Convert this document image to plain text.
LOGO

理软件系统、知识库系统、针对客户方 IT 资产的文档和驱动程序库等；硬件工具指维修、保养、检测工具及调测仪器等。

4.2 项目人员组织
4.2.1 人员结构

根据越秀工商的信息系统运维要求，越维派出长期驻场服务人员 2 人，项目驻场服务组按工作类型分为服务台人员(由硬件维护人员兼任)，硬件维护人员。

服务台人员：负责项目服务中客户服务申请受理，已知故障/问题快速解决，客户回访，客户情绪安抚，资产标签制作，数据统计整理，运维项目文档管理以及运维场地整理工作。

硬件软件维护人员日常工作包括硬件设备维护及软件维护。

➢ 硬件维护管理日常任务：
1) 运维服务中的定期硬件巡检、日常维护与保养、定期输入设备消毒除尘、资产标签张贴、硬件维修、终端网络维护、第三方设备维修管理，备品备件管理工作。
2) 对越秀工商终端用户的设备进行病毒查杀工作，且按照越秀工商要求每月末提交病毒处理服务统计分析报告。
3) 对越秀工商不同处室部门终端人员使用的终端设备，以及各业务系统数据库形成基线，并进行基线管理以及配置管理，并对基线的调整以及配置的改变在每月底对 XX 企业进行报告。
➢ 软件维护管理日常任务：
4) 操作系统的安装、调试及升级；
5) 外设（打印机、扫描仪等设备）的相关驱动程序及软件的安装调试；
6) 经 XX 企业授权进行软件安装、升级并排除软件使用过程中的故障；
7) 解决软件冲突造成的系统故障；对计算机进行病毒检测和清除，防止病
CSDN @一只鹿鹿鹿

• Short exercise
Reproduce every record above exactly as it appears.

• Result for this exercise
Convert this document image to plain text.
LOGO

理软件系统、知识库系统、针对客户方 IT 资产的文档和驱动程序库等；硬件工具指维修、保养、检测工具及调测仪器等。

4.2 项目人员组织
4.2.1 人员结构

根据越秀工商的信息系统运维要求，越维派出长期驻场服务人员 2 人，项目驻场服务组按工作类型分为服务台人员(由硬件维护人员兼任)，硬件维护人员。

服务台人员：负责项目服务中客户服务申请受理，已知故障/问题快速解决，客户回访，客户情绪安抚，资产标签制作，数据统计整理，运维项目文档管理以及运维场地整理工作。

硬件软件维护人员日常工作包括硬件设备维护及软件维护。

➢ 硬件维护管理日常任务：
1) 运维服务中的定期硬件巡检、日常维护与保养、定期输入设备消毒除尘、资产标签张贴、硬件维修、终端网络维护、第三方设备维修管理，备品备件管理工作。
2) 对越秀工商终端用户的设备进行病毒查杀工作，且按照越秀工商要求每月末提交病毒处理服务统计分析报告。
3) 对越秀工商不同处室部门终端人员使用的终端设备，以及各业务系统数据库形成基线，并进行基线管理以及配置管理，并对基线的调整以及配置的改变在每月底对 XX 企业进行报告。
➢ 软件维护管理日常任务：
4) 操作系统的安装、调试及升级；
5) 外设（打印机、扫描仪等设备）的相关驱动程序及软件的安装调试；
6) 经 XX 企业授权进行软件安装、升级并排除软件使用过程中的故障；
7) 解决软件冲突造成的系统故障；对计算机进行病毒检测和清除，防止病
CSDN @一只鹿鹿鹿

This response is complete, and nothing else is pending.